▶ _Given problem_:
Return every entry exactly as written.

▶ _Collected data entries_:
----

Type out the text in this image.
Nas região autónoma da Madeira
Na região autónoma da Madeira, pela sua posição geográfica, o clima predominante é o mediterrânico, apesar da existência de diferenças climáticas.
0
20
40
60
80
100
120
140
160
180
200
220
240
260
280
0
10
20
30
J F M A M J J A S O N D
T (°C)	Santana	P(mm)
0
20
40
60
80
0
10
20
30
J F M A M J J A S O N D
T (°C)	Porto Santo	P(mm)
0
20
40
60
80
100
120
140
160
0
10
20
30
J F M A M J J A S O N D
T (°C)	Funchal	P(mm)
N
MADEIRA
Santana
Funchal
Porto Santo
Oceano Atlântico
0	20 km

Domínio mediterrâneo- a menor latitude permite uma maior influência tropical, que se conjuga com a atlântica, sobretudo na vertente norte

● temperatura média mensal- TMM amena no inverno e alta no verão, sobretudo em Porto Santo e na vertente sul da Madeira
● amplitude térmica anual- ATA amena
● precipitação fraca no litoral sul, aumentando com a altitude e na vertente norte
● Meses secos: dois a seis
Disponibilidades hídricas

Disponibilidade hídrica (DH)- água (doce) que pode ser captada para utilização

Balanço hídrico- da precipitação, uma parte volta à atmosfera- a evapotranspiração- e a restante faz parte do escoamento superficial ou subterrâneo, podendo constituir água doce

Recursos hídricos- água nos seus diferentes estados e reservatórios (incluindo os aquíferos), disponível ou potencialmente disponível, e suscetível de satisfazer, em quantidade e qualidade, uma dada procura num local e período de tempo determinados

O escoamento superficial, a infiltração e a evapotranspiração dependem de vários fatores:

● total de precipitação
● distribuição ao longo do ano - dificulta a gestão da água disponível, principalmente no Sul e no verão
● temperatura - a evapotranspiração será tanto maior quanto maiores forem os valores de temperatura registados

----

▶ _In response_:
Type out the text in this image.
Nas região autónoma da Madeira
Na região autónoma da Madeira, pela sua posição geográfica, o clima predominante é o mediterrânico, apesar da existência de diferenças climáticas.
0
20
40
60
80
100
120
140
160
180
200
220
240
260
280
0
10
20
30
J F M A M J J A S O N D
T (°C)	Santana	P(mm)
0
20
40
60
80
0
10
20
30
J F M A M J J A S O N D
T (°C)	Porto Santo	P(mm)
0
20
40
60
80
100
120
140
160
0
10
20
30
J F M A M J J A S O N D
T (°C)	Funchal	P(mm)
N
MADEIRA
Santana
Funchal
Porto Santo
Oceano Atlântico
0	20 km

Domínio mediterrâneo- a menor latitude permite uma maior influência tropical, que se conjuga com a atlântica, sobretudo na vertente norte

● temperatura média mensal- TMM amena no inverno e alta no verão, sobretudo em Porto Santo e na vertente sul da Madeira
● amplitude térmica anual- ATA amena
● precipitação fraca no litoral sul, aumentando com a altitude e na vertente norte
● Meses secos: dois a seis
Disponibilidades hídricas

Disponibilidade hídrica (DH)- água (doce) que pode ser captada para utilização

Balanço hídrico- da precipitação, uma parte volta à atmosfera- a evapotranspiração- e a restante faz parte do escoamento superficial ou subterrâneo, podendo constituir água doce

Recursos hídricos- água nos seus diferentes estados e reservatórios (incluindo os aquíferos), disponível ou potencialmente disponível, e suscetível de satisfazer, em quantidade e qualidade, uma dada procura num local e período de tempo determinados

O escoamento superficial, a infiltração e a evapotranspiração dependem de vários fatores:

● total de precipitação
● distribuição ao longo do ano - dificulta a gestão da água disponível, principalmente no Sul e no verão
● temperatura - a evapotranspiração será tanto maior quanto maiores forem os valores de temperatura registados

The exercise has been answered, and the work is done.